WORK TO DO: Which lines in the records below contain the word "chevron"? Copy each of them.

==== SOURCE MATERIAL

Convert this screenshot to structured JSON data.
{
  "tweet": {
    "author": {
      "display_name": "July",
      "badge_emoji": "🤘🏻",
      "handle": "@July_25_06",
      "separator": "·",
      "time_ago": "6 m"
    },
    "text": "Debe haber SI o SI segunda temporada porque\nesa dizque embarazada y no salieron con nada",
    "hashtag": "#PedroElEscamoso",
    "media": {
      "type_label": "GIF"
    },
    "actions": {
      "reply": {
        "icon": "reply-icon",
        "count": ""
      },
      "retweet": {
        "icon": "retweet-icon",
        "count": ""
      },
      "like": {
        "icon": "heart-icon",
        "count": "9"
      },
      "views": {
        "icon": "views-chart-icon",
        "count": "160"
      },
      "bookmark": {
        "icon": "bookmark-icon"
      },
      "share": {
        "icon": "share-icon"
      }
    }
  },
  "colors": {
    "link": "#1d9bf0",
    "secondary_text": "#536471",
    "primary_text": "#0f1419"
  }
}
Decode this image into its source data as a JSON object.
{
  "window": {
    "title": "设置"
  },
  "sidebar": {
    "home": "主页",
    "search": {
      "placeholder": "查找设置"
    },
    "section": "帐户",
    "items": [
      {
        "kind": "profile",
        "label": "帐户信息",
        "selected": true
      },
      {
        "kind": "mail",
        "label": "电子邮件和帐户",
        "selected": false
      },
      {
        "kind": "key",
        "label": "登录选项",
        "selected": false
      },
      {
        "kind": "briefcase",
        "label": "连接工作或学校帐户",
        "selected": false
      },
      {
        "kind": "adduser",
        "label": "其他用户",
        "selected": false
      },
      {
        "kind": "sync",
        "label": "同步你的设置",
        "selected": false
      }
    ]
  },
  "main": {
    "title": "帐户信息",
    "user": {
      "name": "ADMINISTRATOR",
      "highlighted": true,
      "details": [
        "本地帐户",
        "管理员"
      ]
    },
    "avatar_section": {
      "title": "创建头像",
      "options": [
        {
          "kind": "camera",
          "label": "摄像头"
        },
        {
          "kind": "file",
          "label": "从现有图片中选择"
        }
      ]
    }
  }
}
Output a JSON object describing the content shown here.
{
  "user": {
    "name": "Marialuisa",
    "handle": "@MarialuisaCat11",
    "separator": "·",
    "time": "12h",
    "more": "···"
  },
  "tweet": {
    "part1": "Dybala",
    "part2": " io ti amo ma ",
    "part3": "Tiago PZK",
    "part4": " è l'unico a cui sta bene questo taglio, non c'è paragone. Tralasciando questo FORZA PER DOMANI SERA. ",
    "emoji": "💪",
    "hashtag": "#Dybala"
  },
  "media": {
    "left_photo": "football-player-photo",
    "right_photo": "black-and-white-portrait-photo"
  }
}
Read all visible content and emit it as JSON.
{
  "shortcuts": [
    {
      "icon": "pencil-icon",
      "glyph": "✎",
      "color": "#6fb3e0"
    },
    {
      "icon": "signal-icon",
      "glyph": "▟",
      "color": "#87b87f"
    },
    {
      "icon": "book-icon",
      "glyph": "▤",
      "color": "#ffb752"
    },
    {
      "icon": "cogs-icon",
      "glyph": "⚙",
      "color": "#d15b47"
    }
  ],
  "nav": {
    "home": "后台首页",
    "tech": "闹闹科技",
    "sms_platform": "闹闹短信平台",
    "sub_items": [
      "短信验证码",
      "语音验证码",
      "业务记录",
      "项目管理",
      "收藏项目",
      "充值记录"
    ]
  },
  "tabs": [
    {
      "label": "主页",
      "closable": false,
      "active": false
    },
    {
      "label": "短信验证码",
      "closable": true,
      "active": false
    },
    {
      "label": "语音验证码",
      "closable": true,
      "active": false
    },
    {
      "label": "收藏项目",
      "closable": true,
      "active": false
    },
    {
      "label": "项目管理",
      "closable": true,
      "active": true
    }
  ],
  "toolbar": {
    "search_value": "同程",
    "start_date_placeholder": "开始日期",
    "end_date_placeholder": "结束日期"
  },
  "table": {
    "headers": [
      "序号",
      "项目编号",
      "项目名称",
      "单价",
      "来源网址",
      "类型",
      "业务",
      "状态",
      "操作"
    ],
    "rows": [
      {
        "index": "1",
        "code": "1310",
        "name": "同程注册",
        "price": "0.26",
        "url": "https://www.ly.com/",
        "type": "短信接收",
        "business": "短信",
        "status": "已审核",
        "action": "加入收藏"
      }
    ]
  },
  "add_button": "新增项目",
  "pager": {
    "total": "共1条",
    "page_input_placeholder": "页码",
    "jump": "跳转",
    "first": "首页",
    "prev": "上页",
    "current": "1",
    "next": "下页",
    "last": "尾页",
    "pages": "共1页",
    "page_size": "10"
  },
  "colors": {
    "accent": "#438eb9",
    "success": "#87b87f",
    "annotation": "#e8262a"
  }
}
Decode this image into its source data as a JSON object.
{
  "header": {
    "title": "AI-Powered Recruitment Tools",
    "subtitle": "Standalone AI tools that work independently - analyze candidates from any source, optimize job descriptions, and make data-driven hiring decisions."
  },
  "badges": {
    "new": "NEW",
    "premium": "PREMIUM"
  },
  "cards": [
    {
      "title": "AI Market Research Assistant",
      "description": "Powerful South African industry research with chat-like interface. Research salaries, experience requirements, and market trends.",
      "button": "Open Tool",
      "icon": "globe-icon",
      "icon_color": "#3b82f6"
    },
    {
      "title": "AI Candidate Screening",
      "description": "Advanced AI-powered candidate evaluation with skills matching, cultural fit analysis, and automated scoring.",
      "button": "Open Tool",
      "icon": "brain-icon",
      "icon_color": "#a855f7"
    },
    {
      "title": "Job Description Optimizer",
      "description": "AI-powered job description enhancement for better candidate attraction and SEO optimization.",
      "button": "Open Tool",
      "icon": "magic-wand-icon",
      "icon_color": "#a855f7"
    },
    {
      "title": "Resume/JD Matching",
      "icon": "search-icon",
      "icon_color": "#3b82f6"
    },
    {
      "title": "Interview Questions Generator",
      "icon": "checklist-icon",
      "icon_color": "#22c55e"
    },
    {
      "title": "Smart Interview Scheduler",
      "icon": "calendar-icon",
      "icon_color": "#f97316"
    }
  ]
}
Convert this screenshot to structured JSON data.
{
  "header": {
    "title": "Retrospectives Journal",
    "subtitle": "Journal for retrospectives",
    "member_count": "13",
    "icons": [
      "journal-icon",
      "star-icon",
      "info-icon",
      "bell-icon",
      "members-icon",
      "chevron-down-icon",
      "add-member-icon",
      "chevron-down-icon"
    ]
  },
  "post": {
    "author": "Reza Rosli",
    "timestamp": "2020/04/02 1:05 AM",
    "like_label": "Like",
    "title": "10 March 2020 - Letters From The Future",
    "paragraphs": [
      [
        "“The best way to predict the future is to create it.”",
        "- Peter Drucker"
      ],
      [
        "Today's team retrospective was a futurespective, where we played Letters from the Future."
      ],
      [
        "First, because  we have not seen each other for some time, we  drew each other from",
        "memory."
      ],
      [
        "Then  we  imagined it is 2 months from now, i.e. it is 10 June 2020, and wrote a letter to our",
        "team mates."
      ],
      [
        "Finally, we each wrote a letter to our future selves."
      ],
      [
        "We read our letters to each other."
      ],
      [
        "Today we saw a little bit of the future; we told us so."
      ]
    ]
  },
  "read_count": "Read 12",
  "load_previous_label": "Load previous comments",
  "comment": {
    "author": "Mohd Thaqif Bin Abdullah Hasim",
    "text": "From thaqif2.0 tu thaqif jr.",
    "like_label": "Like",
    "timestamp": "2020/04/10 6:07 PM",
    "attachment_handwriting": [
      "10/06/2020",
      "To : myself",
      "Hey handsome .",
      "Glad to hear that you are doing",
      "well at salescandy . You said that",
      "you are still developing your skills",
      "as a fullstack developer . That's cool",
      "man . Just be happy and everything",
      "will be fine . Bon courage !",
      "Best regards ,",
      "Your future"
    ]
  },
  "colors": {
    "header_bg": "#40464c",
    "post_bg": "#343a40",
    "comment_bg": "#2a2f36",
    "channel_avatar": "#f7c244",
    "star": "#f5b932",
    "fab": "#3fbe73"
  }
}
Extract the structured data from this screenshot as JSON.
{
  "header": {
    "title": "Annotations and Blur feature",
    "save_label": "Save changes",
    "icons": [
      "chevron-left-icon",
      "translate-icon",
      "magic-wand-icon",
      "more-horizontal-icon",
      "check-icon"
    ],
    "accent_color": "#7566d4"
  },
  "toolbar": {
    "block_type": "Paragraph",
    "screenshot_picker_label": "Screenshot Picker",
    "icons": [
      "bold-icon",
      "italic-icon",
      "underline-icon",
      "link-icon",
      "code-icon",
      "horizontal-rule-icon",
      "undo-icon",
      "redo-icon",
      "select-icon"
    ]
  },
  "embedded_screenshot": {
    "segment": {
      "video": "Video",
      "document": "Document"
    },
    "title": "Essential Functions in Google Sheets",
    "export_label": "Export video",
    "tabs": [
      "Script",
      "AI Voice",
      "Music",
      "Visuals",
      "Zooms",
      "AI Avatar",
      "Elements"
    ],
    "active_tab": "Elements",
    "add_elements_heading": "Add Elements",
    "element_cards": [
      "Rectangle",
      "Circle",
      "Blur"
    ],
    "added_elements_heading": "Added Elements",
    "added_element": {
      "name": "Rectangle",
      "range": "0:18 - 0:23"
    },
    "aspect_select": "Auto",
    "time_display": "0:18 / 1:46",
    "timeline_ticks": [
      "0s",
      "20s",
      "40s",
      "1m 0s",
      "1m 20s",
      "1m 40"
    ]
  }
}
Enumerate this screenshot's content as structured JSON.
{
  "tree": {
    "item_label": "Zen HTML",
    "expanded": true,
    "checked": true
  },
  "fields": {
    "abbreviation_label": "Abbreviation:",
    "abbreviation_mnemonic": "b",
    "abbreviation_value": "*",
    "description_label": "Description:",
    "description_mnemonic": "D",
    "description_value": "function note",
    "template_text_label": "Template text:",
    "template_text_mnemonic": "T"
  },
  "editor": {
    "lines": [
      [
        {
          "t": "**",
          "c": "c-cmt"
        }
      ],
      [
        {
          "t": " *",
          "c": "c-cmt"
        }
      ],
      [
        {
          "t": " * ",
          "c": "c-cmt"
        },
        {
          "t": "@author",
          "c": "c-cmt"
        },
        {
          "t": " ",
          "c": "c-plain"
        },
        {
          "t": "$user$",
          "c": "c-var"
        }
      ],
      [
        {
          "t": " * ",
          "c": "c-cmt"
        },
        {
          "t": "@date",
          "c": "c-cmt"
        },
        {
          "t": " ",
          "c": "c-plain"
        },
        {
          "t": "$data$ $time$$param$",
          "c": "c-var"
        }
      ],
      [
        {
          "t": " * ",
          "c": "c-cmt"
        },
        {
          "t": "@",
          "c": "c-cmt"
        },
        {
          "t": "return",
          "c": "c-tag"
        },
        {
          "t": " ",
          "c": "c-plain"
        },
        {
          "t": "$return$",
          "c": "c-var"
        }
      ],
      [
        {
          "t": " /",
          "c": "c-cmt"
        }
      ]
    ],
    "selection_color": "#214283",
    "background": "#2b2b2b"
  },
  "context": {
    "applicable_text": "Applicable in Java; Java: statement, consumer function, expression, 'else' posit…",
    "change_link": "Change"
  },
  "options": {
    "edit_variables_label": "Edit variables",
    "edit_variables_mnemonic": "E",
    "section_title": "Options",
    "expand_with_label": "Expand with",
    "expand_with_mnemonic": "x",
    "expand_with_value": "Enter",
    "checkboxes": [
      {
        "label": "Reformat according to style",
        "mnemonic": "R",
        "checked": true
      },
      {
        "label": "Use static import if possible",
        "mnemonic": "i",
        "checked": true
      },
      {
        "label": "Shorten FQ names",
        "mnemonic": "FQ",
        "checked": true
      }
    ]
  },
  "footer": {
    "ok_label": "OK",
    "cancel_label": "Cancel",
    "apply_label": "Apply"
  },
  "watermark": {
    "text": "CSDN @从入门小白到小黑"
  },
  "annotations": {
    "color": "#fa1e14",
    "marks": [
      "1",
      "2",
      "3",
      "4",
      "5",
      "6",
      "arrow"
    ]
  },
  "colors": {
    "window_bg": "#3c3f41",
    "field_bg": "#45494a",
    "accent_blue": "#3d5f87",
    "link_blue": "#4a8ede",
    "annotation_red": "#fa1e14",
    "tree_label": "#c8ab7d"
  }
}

========

WRITTEN ANSWER:
      "chevron-down-icon",
      "chevron-down-icon"
      "chevron-left-icon",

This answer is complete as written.